## Written problem
Please write out the material that follows, exactly as it stands.

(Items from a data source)
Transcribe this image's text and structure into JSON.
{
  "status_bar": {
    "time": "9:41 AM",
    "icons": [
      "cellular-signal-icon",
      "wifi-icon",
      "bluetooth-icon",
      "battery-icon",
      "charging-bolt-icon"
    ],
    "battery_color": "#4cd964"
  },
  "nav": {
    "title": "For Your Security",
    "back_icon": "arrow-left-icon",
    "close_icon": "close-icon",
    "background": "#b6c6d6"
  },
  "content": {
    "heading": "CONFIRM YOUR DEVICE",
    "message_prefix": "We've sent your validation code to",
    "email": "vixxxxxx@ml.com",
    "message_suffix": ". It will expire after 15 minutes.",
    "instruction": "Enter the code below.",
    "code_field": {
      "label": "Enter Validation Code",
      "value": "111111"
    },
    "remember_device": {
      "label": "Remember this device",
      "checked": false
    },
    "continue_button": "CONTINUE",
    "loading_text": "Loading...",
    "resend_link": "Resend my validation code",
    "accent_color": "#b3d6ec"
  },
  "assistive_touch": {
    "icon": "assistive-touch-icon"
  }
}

## Exercise solution
Transcribe this image's text and structure into JSON.
{
  "status_bar": {
    "time": "9:41 AM",
    "icons": [
      "cellular-signal-icon",
      "wifi-icon",
      "bluetooth-icon",
      "battery-icon",
      "charging-bolt-icon"
    ],
    "battery_color": "#4cd964"
  },
  "nav": {
    "title": "For Your Security",
    "back_icon": "arrow-left-icon",
    "close_icon": "close-icon",
    "background": "#b6c6d6"
  },
  "content": {
    "heading": "CONFIRM YOUR DEVICE",
    "message_prefix": "We've sent your validation code to",
    "email": "vixxxxxx@ml.com",
    "message_suffix": ". It will expire after 15 minutes.",
    "instruction": "Enter the code below.",
    "code_field": {
      "label": "Enter Validation Code",
      "value": "111111"
    },
    "remember_device": {
      "label": "Remember this device",
      "checked": false
    },
    "continue_button": "CONTINUE",
    "loading_text": "Loading...",
    "resend_link": "Resend my validation code",
    "accent_color": "#b3d6ec"
  },
  "assistive_touch": {
    "icon": "assistive-touch-icon"
  }
}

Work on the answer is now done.